§ Given exercise
From the entries below, copy every line holding the word "structured".

§ Exercise input
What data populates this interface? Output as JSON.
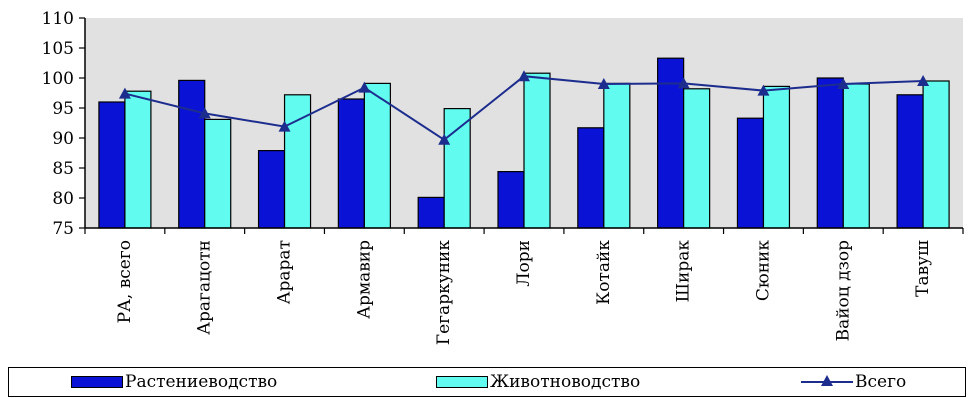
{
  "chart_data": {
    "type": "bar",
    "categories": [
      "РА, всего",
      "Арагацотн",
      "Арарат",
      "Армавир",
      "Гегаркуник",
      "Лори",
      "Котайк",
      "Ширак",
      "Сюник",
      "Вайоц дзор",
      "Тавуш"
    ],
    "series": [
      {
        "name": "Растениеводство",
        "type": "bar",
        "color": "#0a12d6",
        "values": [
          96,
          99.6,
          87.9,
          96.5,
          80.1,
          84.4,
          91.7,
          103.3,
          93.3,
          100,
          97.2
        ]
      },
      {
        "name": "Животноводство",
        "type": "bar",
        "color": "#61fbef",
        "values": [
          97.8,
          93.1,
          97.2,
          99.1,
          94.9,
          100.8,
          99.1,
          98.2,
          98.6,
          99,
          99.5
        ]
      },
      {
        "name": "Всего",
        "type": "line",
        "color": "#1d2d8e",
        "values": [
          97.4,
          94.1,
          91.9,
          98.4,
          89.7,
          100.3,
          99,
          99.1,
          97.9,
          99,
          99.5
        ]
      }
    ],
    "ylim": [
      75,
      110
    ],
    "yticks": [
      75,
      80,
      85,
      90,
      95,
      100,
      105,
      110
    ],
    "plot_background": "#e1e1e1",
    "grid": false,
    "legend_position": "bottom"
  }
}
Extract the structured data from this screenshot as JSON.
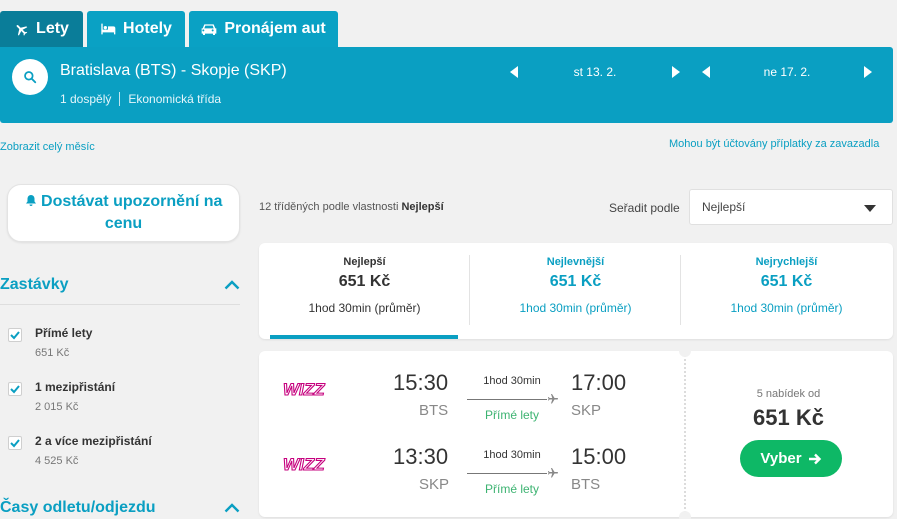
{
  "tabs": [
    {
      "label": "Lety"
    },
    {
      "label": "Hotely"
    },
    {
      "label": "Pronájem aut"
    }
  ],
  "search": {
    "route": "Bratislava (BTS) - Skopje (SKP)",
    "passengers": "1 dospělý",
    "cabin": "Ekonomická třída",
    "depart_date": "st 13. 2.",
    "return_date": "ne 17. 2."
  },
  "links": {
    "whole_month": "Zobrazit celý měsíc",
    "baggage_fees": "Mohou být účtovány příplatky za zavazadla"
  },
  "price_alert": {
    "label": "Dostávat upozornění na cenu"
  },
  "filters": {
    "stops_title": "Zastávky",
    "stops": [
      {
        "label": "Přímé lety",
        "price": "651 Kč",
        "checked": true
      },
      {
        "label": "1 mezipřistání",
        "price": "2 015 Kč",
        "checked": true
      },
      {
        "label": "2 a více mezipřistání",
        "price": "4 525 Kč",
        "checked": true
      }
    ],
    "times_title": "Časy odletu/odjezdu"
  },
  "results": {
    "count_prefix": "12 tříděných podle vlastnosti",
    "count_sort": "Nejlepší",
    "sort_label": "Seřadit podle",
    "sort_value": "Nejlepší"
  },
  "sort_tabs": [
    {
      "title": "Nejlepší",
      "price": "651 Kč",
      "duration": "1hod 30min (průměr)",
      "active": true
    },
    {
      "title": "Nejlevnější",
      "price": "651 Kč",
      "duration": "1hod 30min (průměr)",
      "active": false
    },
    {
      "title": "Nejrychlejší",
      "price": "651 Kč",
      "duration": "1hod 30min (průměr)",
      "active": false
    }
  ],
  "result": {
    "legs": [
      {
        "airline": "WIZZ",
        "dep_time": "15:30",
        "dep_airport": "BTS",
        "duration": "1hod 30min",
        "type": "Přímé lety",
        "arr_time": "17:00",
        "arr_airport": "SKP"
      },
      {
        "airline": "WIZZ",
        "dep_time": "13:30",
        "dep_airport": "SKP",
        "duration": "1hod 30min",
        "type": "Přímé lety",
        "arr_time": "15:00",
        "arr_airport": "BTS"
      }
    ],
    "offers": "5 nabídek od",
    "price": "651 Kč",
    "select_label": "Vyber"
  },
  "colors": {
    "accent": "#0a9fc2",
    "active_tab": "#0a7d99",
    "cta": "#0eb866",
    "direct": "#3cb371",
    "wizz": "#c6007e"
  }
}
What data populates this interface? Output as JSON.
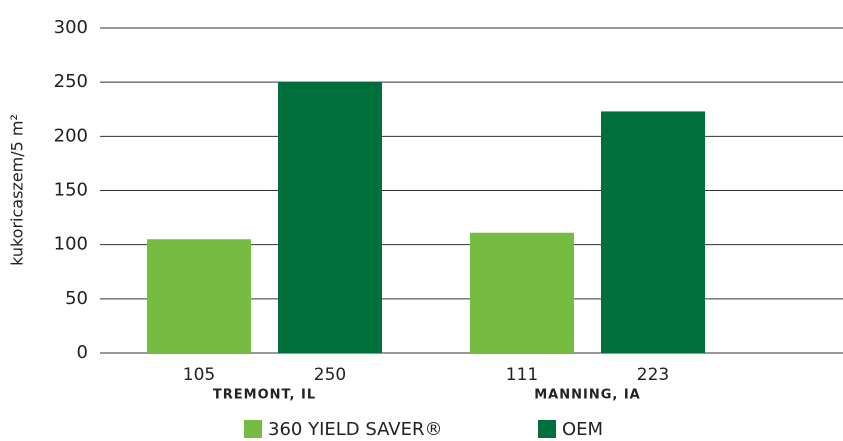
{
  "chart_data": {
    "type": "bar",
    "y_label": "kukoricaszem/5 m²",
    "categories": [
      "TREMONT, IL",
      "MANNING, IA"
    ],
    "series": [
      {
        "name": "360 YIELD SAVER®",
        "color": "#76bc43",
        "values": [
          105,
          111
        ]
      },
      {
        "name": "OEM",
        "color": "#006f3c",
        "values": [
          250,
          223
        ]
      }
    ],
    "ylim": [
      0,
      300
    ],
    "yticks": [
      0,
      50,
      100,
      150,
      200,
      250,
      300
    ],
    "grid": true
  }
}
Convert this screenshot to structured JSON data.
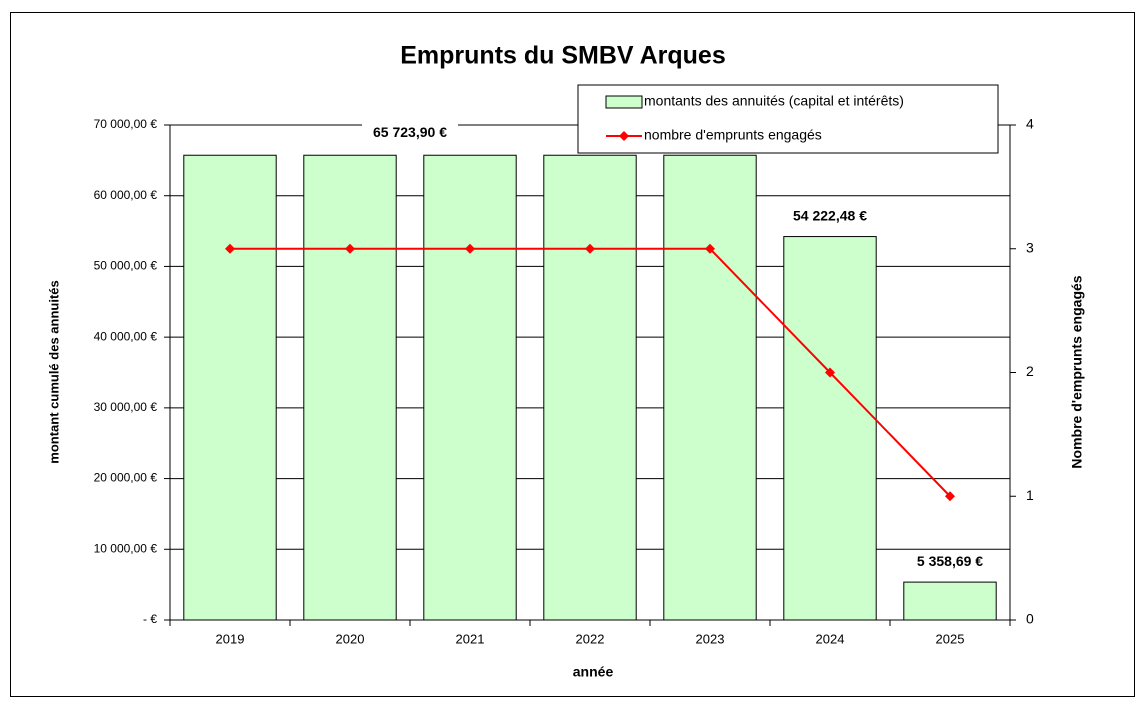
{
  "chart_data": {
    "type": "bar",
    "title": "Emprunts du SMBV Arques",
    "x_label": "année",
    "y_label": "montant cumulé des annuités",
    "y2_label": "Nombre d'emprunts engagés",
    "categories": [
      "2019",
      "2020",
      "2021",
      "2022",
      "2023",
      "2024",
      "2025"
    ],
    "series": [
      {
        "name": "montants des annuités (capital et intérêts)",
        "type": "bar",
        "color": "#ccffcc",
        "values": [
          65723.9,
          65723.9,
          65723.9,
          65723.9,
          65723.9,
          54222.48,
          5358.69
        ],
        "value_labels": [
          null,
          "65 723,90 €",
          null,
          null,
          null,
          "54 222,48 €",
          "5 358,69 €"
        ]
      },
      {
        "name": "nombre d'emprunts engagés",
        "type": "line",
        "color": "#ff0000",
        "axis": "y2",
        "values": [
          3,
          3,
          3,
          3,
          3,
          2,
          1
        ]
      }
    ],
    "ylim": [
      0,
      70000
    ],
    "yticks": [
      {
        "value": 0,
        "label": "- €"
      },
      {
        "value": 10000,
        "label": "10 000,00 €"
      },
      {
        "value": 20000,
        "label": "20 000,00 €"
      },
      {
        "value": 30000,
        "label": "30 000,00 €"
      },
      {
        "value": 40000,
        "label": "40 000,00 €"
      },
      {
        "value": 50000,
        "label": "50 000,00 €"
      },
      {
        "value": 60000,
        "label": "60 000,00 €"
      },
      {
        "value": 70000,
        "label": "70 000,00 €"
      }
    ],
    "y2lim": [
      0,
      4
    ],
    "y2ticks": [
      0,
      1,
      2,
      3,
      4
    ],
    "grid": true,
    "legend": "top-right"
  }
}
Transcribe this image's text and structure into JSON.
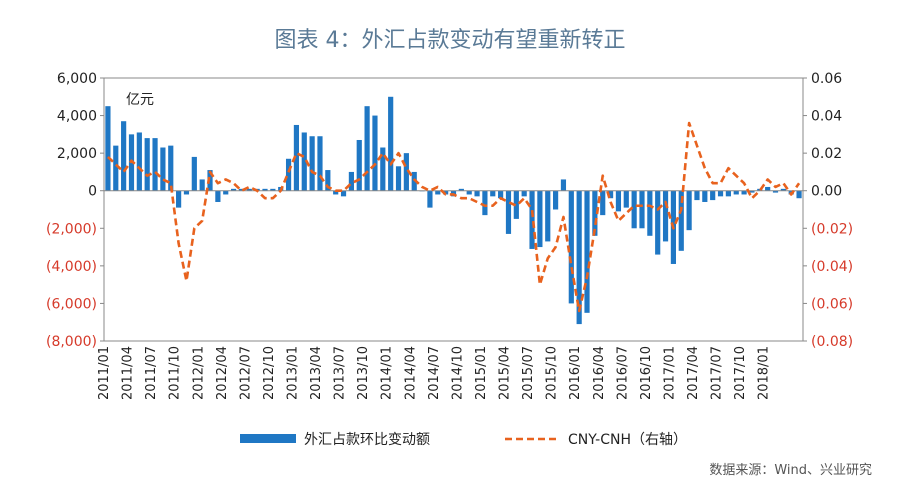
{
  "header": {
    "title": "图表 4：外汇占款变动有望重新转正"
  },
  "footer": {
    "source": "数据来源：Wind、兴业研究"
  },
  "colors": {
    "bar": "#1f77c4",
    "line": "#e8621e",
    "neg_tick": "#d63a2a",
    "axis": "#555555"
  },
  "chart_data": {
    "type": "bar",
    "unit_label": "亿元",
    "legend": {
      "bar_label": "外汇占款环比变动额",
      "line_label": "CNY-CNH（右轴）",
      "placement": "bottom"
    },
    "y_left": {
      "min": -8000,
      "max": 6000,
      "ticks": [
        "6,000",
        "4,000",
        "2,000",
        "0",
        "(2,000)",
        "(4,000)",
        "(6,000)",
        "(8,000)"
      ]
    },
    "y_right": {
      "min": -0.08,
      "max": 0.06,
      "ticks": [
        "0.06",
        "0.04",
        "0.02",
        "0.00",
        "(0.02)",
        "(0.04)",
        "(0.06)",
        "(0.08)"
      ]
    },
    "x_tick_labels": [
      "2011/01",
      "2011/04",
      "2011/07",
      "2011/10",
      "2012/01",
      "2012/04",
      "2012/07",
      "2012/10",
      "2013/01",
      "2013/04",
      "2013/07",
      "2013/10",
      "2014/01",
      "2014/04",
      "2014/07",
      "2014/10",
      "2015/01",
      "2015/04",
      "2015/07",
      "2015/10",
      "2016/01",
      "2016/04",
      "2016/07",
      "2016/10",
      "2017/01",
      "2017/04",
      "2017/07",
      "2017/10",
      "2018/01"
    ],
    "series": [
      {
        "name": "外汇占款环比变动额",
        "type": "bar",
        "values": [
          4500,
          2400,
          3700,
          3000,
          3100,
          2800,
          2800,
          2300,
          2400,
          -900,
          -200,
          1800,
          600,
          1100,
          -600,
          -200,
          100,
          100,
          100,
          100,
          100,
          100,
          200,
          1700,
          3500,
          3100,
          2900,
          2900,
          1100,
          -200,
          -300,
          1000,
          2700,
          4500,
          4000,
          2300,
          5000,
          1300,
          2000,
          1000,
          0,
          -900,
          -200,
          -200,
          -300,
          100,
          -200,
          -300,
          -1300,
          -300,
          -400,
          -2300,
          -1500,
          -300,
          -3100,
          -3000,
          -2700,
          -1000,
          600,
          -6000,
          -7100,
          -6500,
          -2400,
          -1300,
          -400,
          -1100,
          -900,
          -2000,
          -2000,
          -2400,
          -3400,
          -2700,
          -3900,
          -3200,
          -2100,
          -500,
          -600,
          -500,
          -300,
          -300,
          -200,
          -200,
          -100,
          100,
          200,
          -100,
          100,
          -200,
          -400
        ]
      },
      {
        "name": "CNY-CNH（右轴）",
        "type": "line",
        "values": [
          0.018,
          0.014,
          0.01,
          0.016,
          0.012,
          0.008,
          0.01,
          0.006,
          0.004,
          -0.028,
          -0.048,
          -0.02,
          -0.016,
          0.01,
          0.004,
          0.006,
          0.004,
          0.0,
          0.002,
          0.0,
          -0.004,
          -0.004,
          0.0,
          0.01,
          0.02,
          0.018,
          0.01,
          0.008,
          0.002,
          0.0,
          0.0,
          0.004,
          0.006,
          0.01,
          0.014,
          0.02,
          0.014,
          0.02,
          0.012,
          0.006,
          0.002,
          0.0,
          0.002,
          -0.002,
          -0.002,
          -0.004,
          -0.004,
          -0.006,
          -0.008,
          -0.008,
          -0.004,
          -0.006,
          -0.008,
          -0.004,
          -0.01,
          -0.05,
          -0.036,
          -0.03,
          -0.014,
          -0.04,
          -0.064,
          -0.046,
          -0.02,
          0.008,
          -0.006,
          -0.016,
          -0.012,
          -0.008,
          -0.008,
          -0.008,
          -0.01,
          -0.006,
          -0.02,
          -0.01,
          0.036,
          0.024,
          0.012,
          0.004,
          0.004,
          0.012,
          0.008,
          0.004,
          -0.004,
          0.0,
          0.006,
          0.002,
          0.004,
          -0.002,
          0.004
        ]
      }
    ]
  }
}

§ Task solution
Extract the structured data from this screenshot as JSON.
Convert this screenshot to structured JSON data.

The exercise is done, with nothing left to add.